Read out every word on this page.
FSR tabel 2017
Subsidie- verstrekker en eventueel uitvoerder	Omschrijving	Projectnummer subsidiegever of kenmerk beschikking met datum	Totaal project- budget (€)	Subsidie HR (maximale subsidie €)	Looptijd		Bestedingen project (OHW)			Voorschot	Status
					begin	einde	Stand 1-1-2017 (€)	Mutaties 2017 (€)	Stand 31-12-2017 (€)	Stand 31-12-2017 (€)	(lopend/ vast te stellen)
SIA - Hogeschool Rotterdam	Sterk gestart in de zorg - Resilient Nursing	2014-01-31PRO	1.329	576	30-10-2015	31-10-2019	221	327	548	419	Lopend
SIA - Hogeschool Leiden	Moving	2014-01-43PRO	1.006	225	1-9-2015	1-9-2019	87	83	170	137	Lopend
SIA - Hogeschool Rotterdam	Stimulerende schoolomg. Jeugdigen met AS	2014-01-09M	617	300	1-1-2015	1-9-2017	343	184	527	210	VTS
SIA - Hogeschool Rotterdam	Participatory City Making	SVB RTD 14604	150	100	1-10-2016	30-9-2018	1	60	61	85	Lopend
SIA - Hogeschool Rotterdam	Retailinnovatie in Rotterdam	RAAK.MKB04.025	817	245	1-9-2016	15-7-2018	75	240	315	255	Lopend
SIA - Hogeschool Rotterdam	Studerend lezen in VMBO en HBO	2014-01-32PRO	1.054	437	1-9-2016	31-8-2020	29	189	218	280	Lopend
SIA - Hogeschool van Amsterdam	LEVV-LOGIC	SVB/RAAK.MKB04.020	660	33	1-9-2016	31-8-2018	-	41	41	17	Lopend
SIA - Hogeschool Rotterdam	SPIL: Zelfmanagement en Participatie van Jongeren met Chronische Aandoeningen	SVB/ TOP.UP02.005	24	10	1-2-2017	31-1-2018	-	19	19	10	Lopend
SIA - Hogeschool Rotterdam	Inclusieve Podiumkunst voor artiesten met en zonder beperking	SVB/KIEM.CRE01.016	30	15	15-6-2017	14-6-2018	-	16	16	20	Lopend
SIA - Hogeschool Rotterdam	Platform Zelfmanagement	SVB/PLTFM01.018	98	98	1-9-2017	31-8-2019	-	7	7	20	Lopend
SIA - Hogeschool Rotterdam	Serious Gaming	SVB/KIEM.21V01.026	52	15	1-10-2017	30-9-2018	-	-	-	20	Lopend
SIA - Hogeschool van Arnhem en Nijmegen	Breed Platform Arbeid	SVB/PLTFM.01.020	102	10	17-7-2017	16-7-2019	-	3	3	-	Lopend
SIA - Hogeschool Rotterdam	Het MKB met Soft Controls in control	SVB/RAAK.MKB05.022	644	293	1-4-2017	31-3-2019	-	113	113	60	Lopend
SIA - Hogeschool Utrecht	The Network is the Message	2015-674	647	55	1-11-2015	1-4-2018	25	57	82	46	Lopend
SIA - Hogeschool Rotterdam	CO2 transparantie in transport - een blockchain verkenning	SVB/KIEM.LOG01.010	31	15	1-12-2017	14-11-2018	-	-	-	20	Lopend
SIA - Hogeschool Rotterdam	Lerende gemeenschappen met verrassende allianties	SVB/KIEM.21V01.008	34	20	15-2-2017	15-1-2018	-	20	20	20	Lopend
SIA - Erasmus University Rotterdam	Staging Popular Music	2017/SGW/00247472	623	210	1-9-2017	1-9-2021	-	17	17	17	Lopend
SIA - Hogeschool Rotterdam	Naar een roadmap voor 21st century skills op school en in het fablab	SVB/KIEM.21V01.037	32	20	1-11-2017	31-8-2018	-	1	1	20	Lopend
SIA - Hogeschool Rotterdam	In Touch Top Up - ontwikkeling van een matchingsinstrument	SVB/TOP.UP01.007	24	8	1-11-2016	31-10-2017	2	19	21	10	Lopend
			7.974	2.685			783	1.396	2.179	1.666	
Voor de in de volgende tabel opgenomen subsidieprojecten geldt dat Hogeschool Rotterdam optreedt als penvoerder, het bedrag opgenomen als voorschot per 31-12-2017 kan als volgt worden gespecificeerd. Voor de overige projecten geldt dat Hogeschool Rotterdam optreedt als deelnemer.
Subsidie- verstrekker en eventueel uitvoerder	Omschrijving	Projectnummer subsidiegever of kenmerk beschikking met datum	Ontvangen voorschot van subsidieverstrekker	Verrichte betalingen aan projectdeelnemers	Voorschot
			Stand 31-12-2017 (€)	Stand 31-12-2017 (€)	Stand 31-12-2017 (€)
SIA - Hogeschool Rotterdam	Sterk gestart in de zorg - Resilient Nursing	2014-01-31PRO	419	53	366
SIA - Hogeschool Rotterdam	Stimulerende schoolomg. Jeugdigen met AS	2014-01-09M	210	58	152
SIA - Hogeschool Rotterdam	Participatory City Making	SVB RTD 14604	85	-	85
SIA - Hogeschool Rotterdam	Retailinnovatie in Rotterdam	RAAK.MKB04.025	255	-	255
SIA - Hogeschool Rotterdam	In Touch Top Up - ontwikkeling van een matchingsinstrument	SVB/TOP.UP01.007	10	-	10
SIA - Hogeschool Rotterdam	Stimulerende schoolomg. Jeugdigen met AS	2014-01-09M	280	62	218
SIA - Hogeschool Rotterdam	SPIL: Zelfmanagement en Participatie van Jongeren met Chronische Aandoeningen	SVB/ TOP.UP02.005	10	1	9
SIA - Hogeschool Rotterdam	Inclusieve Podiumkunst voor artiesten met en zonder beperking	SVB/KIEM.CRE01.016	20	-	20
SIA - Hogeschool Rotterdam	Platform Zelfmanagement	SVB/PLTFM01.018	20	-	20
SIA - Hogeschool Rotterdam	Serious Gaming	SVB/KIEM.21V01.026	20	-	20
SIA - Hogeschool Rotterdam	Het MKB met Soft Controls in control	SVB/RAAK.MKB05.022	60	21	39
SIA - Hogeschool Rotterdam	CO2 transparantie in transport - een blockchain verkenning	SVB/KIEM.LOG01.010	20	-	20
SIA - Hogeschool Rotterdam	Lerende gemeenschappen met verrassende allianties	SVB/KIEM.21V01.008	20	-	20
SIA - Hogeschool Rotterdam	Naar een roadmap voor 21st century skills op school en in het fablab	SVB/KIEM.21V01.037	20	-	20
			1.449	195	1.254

#####

● REQUIRED ACTION: For this exercise, give the entries above again with no difference at all.

● RESULT OF THE TASK:
Read out every word on this page.
FSR tabel 2017
Subsidie- verstrekker en eventueel uitvoerder	Omschrijving	Projectnummer subsidiegever of kenmerk beschikking met datum	Totaal project- budget (€)	Subsidie HR (maximale subsidie €)	Looptijd		Bestedingen project (OHW)			Voorschot	Status
					begin	einde	Stand 1-1-2017 (€)	Mutaties 2017 (€)	Stand 31-12-2017 (€)	Stand 31-12-2017 (€)	(lopend/ vast te stellen)
SIA - Hogeschool Rotterdam	Sterk gestart in de zorg - Resilient Nursing	2014-01-31PRO	1.329	576	30-10-2015	31-10-2019	221	327	548	419	Lopend
SIA - Hogeschool Leiden	Moving	2014-01-43PRO	1.006	225	1-9-2015	1-9-2019	87	83	170	137	Lopend
SIA - Hogeschool Rotterdam	Stimulerende schoolomg. Jeugdigen met AS	2014-01-09M	617	300	1-1-2015	1-9-2017	343	184	527	210	VTS
SIA - Hogeschool Rotterdam	Participatory City Making	SVB RTD 14604	150	100	1-10-2016	30-9-2018	1	60	61	85	Lopend
SIA - Hogeschool Rotterdam	Retailinnovatie in Rotterdam	RAAK.MKB04.025	817	245	1-9-2016	15-7-2018	75	240	315	255	Lopend
SIA - Hogeschool Rotterdam	Studerend lezen in VMBO en HBO	2014-01-32PRO	1.054	437	1-9-2016	31-8-2020	29	189	218	280	Lopend
SIA - Hogeschool van Amsterdam	LEVV-LOGIC	SVB/RAAK.MKB04.020	660	33	1-9-2016	31-8-2018	-	41	41	17	Lopend
SIA - Hogeschool Rotterdam	SPIL: Zelfmanagement en Participatie van Jongeren met Chronische Aandoeningen	SVB/ TOP.UP02.005	24	10	1-2-2017	31-1-2018	-	19	19	10	Lopend
SIA - Hogeschool Rotterdam	Inclusieve Podiumkunst voor artiesten met en zonder beperking	SVB/KIEM.CRE01.016	30	15	15-6-2017	14-6-2018	-	16	16	20	Lopend
SIA - Hogeschool Rotterdam	Platform Zelfmanagement	SVB/PLTFM01.018	98	98	1-9-2017	31-8-2019	-	7	7	20	Lopend
SIA - Hogeschool Rotterdam	Serious Gaming	SVB/KIEM.21V01.026	52	15	1-10-2017	30-9-2018	-	-	-	20	Lopend
SIA - Hogeschool van Arnhem en Nijmegen	Breed Platform Arbeid	SVB/PLTFM.01.020	102	10	17-7-2017	16-7-2019	-	3	3	-	Lopend
SIA - Hogeschool Rotterdam	Het MKB met Soft Controls in control	SVB/RAAK.MKB05.022	644	293	1-4-2017	31-3-2019	-	113	113	60	Lopend
SIA - Hogeschool Utrecht	The Network is the Message	2015-674	647	55	1-11-2015	1-4-2018	25	57	82	46	Lopend
SIA - Hogeschool Rotterdam	CO2 transparantie in transport - een blockchain verkenning	SVB/KIEM.LOG01.010	31	15	1-12-2017	14-11-2018	-	-	-	20	Lopend
SIA - Hogeschool Rotterdam	Lerende gemeenschappen met verrassende allianties	SVB/KIEM.21V01.008	34	20	15-2-2017	15-1-2018	-	20	20	20	Lopend
SIA - Erasmus University Rotterdam	Staging Popular Music	2017/SGW/00247472	623	210	1-9-2017	1-9-2021	-	17	17	17	Lopend
SIA - Hogeschool Rotterdam	Naar een roadmap voor 21st century skills op school en in het fablab	SVB/KIEM.21V01.037	32	20	1-11-2017	31-8-2018	-	1	1	20	Lopend
SIA - Hogeschool Rotterdam	In Touch Top Up - ontwikkeling van een matchingsinstrument	SVB/TOP.UP01.007	24	8	1-11-2016	31-10-2017	2	19	21	10	Lopend
			7.974	2.685			783	1.396	2.179	1.666	
Voor de in de volgende tabel opgenomen subsidieprojecten geldt dat Hogeschool Rotterdam optreedt als penvoerder, het bedrag opgenomen als voorschot per 31-12-2017 kan als volgt worden gespecificeerd. Voor de overige projecten geldt dat Hogeschool Rotterdam optreedt als deelnemer.
Subsidie- verstrekker en eventueel uitvoerder	Omschrijving	Projectnummer subsidiegever of kenmerk beschikking met datum	Ontvangen voorschot van subsidieverstrekker	Verrichte betalingen aan projectdeelnemers	Voorschot
			Stand 31-12-2017 (€)	Stand 31-12-2017 (€)	Stand 31-12-2017 (€)
SIA - Hogeschool Rotterdam	Sterk gestart in de zorg - Resilient Nursing	2014-01-31PRO	419	53	366
SIA - Hogeschool Rotterdam	Stimulerende schoolomg. Jeugdigen met AS	2014-01-09M	210	58	152
SIA - Hogeschool Rotterdam	Participatory City Making	SVB RTD 14604	85	-	85
SIA - Hogeschool Rotterdam	Retailinnovatie in Rotterdam	RAAK.MKB04.025	255	-	255
SIA - Hogeschool Rotterdam	In Touch Top Up - ontwikkeling van een matchingsinstrument	SVB/TOP.UP01.007	10	-	10
SIA - Hogeschool Rotterdam	Stimulerende schoolomg. Jeugdigen met AS	2014-01-09M	280	62	218
SIA - Hogeschool Rotterdam	SPIL: Zelfmanagement en Participatie van Jongeren met Chronische Aandoeningen	SVB/ TOP.UP02.005	10	1	9
SIA - Hogeschool Rotterdam	Inclusieve Podiumkunst voor artiesten met en zonder beperking	SVB/KIEM.CRE01.016	20	-	20
SIA - Hogeschool Rotterdam	Platform Zelfmanagement	SVB/PLTFM01.018	20	-	20
SIA - Hogeschool Rotterdam	Serious Gaming	SVB/KIEM.21V01.026	20	-	20
SIA - Hogeschool Rotterdam	Het MKB met Soft Controls in control	SVB/RAAK.MKB05.022	60	21	39
SIA - Hogeschool Rotterdam	CO2 transparantie in transport - een blockchain verkenning	SVB/KIEM.LOG01.010	20	-	20
SIA - Hogeschool Rotterdam	Lerende gemeenschappen met verrassende allianties	SVB/KIEM.21V01.008	20	-	20
SIA - Hogeschool Rotterdam	Naar een roadmap voor 21st century skills op school en in het fablab	SVB/KIEM.21V01.037	20	-	20
			1.449	195	1.254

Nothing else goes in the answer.